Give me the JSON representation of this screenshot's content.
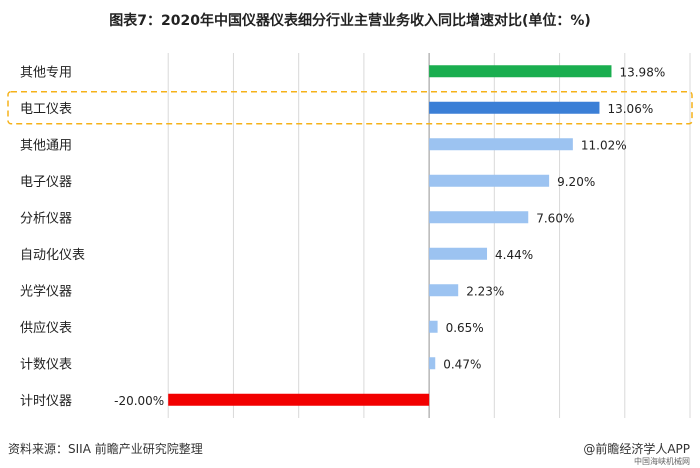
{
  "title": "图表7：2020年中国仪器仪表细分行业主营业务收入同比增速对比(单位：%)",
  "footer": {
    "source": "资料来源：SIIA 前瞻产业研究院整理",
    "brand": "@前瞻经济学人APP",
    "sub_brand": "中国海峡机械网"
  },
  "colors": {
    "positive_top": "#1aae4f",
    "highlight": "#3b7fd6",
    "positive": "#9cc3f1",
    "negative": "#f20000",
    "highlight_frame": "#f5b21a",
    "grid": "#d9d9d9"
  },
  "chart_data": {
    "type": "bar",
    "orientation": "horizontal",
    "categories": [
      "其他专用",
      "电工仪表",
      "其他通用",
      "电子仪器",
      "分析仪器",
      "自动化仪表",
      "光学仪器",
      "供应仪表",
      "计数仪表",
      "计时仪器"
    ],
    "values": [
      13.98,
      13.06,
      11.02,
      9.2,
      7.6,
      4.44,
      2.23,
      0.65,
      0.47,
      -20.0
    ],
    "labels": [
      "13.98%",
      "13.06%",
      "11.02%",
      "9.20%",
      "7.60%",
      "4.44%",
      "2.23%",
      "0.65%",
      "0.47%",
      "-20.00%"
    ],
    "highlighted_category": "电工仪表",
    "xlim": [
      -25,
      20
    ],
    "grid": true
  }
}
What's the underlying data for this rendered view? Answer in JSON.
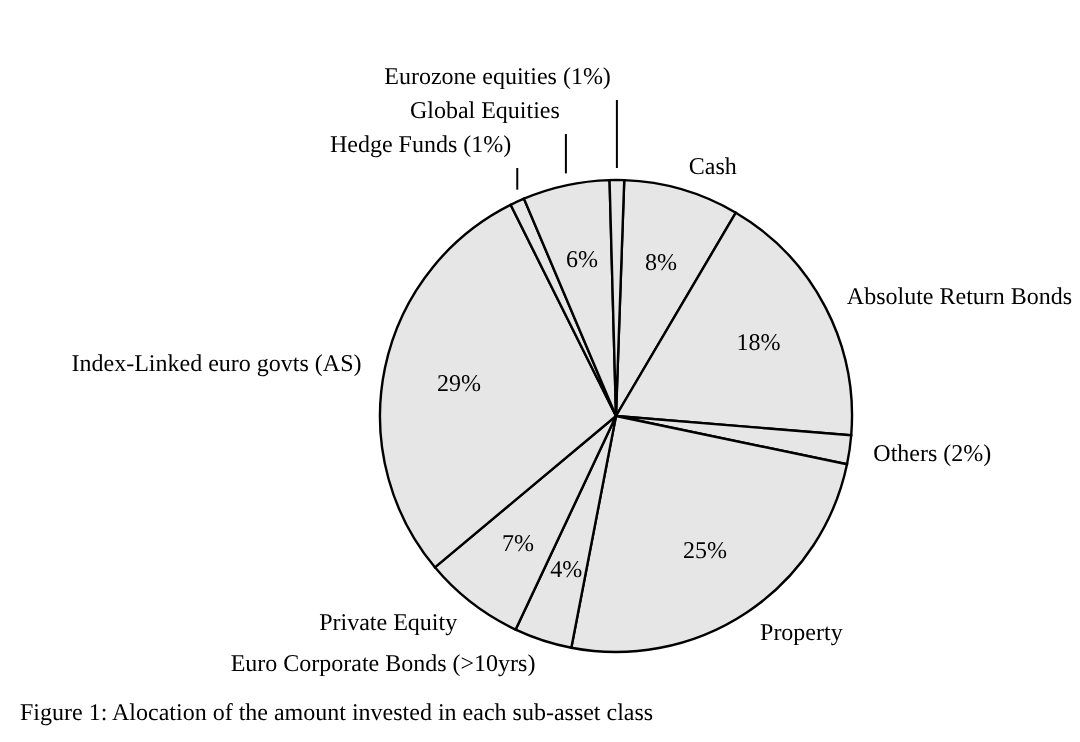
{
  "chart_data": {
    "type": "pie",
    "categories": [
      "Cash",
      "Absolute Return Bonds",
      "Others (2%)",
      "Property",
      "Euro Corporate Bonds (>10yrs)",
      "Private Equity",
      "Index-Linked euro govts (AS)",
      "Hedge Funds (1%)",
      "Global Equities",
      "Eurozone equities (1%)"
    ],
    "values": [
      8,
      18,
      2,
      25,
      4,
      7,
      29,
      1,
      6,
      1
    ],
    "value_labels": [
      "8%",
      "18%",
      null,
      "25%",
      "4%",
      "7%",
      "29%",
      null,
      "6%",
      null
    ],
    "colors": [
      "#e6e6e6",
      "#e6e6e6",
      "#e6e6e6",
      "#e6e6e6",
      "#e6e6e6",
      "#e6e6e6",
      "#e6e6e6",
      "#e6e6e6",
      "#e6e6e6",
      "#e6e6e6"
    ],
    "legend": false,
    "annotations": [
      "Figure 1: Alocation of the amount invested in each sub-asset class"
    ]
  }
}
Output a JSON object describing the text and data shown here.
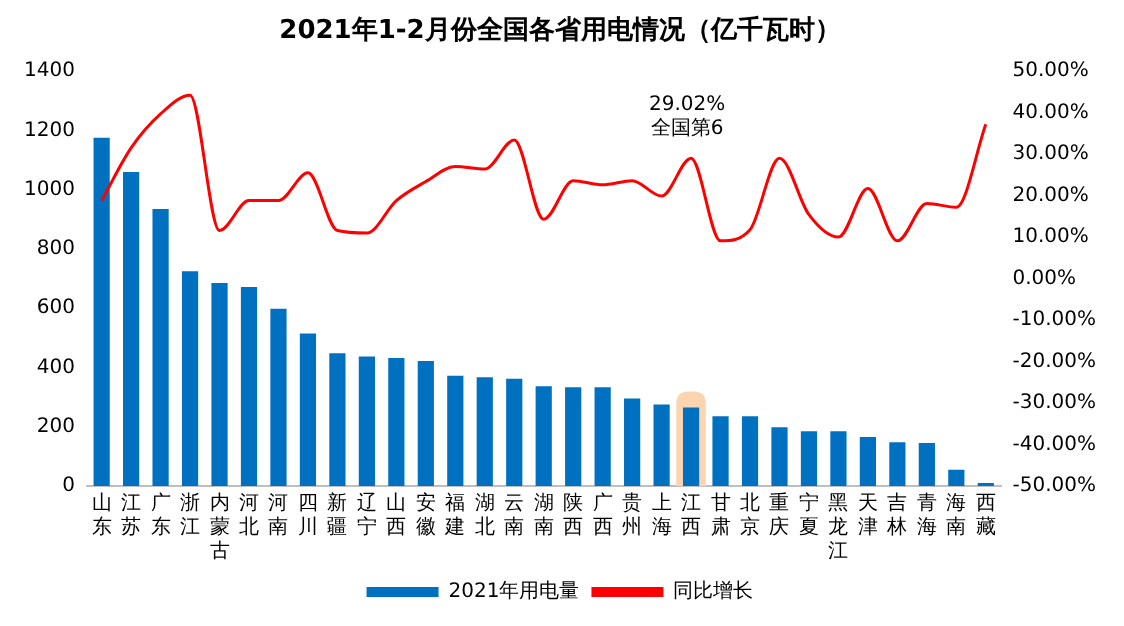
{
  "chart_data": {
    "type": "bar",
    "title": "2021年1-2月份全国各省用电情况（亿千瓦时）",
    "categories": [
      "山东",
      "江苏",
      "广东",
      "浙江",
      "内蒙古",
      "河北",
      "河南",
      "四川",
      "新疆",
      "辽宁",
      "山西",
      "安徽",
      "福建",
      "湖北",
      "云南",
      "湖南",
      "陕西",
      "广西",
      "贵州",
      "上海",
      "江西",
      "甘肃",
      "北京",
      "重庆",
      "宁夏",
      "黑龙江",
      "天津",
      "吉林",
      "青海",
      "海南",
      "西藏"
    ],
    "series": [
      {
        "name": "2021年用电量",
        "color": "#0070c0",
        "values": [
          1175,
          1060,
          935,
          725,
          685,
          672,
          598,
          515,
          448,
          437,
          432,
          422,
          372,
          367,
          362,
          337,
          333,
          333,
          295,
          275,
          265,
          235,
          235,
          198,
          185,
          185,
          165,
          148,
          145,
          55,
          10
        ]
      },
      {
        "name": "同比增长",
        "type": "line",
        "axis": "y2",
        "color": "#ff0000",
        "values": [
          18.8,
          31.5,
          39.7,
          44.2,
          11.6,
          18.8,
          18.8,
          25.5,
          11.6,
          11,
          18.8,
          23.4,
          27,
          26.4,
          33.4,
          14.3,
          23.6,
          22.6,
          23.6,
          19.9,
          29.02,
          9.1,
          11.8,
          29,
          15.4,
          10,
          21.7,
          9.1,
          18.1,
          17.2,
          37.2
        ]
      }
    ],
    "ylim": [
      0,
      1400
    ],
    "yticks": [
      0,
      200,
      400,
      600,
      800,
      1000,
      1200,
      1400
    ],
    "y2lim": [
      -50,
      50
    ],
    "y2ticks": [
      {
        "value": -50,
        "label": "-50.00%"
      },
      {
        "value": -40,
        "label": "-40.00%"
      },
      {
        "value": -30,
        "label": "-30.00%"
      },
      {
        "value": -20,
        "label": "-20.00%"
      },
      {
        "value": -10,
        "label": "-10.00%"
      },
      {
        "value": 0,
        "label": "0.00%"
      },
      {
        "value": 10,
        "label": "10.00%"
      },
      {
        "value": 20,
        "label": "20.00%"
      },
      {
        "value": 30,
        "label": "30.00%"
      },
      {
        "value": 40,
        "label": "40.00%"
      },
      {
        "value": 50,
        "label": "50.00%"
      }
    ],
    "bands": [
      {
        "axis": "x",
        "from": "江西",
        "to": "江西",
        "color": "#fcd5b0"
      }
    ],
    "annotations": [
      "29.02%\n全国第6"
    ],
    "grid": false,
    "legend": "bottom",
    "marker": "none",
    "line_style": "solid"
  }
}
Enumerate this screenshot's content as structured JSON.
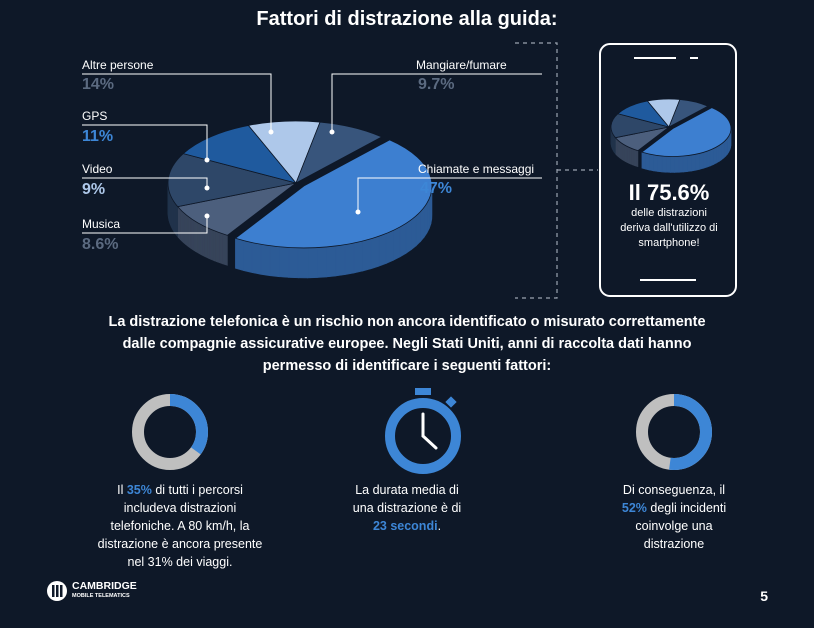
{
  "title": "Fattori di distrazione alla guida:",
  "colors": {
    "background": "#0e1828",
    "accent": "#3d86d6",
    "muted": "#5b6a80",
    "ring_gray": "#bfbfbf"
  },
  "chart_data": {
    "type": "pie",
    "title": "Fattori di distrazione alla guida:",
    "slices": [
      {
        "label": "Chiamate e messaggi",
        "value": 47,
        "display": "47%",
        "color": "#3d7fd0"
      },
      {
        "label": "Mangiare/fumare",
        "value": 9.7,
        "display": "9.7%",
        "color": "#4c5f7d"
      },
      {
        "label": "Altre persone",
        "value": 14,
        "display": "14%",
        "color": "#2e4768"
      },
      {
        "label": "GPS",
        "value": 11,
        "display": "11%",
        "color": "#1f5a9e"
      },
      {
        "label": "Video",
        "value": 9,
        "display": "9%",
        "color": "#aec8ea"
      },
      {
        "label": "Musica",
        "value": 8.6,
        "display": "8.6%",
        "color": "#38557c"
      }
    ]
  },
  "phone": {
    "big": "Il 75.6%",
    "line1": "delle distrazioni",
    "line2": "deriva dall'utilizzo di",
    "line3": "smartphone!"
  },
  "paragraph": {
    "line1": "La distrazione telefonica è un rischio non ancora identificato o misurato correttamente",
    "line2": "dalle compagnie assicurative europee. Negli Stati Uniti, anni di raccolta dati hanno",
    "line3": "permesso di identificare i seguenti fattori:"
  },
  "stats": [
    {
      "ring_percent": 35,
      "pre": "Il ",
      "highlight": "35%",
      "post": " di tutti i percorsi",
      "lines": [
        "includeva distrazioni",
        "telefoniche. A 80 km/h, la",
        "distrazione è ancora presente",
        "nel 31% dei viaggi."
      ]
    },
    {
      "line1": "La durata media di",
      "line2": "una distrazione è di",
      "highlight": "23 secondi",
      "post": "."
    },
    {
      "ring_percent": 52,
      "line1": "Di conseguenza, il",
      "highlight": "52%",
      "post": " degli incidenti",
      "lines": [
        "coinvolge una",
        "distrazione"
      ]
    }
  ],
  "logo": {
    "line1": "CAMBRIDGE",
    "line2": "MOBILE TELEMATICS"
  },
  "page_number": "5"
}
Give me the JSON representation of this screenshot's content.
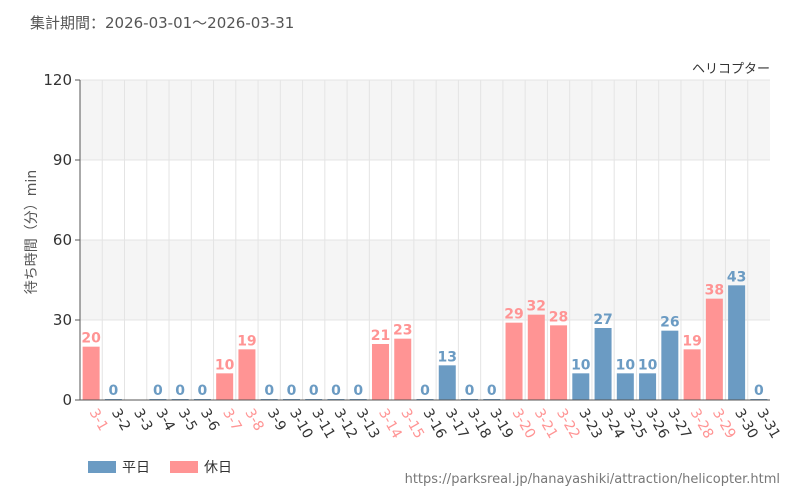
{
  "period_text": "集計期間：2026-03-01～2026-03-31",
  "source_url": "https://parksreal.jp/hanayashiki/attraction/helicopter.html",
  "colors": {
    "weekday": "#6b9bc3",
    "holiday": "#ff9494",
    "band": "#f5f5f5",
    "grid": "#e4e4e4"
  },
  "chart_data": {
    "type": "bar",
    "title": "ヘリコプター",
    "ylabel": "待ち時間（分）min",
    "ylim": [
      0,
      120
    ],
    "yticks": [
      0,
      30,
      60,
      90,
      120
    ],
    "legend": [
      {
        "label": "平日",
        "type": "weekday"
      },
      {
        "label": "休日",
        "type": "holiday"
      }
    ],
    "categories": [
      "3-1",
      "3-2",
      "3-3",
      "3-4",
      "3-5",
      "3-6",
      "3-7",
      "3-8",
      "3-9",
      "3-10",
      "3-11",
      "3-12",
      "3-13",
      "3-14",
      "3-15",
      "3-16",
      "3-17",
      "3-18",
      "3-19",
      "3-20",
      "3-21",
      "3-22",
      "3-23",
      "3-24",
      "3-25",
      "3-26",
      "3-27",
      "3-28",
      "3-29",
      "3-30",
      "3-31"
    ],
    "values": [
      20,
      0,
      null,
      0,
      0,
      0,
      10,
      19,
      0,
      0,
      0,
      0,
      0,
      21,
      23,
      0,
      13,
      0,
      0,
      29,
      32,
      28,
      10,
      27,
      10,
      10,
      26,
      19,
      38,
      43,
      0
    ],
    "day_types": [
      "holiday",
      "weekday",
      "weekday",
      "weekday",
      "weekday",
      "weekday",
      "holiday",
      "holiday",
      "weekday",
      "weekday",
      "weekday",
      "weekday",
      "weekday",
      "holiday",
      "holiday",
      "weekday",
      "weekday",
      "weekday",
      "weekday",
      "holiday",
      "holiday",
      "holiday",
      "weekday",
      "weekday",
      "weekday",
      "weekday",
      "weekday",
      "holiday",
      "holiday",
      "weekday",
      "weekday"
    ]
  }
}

——

__TASK GOAL__:
Select all lines in the listing that include the word "display".

__OUTPUT BELOW__:
        "display": "47%",
        "display": "9.7%",
        "display": "14%",
        "display": "11%",
        "display": "9%",
        "display": "8.6%",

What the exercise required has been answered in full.